• _What you will do_: Scan the records below. List lines holding "label".

────────

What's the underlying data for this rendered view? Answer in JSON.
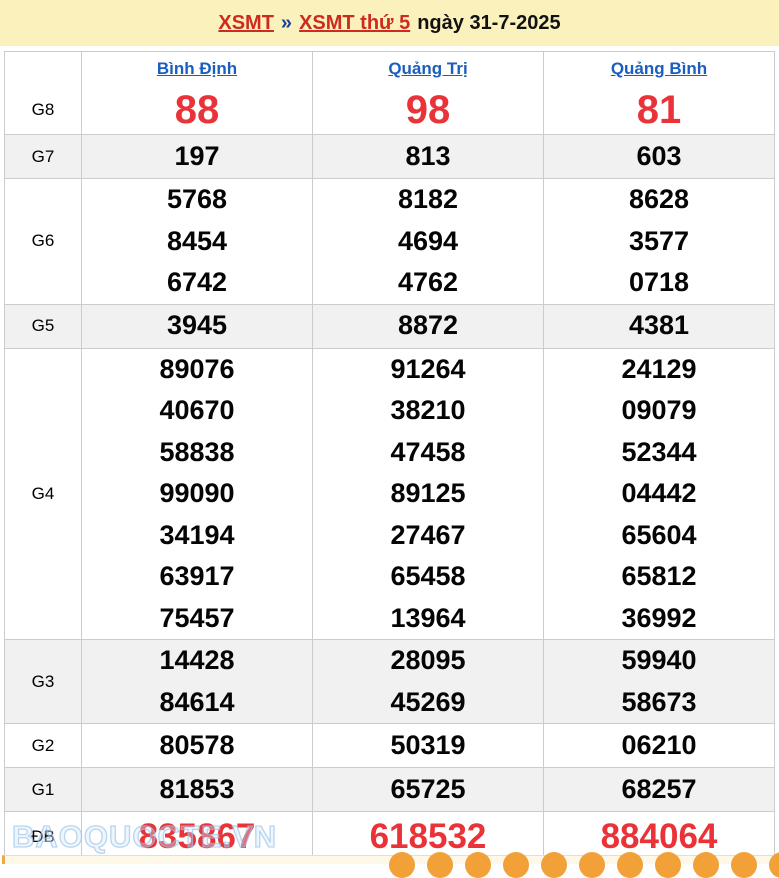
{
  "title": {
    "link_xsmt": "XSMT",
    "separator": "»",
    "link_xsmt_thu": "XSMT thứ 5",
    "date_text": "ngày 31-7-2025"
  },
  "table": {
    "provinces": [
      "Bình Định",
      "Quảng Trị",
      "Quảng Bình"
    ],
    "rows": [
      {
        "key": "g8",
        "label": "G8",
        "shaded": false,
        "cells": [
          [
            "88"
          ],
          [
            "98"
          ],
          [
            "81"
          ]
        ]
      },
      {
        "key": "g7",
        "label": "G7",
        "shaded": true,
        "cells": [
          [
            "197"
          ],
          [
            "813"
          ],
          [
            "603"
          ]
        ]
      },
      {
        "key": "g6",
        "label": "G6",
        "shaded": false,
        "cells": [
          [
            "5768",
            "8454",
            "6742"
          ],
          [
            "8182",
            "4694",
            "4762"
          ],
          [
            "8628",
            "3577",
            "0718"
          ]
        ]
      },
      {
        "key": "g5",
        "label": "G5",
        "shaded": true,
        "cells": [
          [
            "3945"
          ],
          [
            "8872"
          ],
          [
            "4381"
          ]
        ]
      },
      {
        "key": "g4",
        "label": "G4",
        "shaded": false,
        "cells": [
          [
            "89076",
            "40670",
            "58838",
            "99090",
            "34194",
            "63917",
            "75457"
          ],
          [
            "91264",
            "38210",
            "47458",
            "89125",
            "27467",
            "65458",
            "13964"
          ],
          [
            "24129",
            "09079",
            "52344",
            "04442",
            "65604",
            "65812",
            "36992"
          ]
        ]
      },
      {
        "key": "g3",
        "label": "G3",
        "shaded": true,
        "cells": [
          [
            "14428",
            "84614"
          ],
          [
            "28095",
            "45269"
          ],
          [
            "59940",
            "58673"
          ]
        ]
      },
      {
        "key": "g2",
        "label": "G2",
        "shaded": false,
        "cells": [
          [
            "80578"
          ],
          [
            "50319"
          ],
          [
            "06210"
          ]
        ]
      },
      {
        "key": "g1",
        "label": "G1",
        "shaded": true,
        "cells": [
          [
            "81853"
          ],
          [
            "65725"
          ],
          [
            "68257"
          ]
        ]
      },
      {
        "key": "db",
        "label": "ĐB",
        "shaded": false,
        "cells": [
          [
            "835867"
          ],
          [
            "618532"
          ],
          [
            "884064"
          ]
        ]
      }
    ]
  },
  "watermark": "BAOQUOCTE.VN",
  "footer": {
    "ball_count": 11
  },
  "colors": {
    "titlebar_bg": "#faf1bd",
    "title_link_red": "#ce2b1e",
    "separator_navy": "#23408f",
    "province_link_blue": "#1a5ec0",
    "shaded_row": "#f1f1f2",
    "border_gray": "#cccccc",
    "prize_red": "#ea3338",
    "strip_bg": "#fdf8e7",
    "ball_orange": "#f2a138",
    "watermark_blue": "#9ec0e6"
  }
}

────────

• _Result_:
        "label": "G8",
        "label": "G7",
        "label": "G6",
        "label": "G5",
        "label": "G4",
        "label": "G3",
        "label": "G2",
        "label": "G1",
        "label": "ĐB",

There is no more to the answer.